**Challenge**. Scan the entries below and extract each line with the word "text" in it.

Data listing:

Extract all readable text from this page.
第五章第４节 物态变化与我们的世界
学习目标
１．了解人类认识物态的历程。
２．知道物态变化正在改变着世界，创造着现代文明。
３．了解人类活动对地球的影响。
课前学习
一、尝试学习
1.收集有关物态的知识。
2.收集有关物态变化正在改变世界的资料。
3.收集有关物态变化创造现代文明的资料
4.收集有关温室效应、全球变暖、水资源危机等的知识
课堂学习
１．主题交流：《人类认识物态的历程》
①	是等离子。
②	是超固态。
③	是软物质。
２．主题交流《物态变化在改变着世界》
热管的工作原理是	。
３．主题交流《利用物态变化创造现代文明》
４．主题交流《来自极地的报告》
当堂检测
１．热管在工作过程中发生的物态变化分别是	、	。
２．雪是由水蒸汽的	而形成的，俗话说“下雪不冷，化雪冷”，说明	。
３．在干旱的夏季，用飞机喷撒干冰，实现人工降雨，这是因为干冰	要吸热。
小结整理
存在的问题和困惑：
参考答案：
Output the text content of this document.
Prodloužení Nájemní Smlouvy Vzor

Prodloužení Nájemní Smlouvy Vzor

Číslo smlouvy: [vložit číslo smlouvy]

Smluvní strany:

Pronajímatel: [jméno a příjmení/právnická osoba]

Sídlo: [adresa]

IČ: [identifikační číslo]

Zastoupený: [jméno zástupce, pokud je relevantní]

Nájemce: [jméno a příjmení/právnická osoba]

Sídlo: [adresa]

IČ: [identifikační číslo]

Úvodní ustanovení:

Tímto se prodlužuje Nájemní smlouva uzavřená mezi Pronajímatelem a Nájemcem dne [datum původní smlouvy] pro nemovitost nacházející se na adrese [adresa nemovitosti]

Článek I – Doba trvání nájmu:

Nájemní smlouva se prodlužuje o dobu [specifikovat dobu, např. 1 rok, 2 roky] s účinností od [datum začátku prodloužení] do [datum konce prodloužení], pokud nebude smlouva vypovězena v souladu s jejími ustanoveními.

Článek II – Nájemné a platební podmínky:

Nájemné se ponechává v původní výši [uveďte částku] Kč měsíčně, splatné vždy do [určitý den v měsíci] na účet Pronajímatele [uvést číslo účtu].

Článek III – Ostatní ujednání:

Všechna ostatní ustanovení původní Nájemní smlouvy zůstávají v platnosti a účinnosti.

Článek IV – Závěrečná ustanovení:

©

**Final result**.
Extract all readable text from this page.
Output the text content of this document.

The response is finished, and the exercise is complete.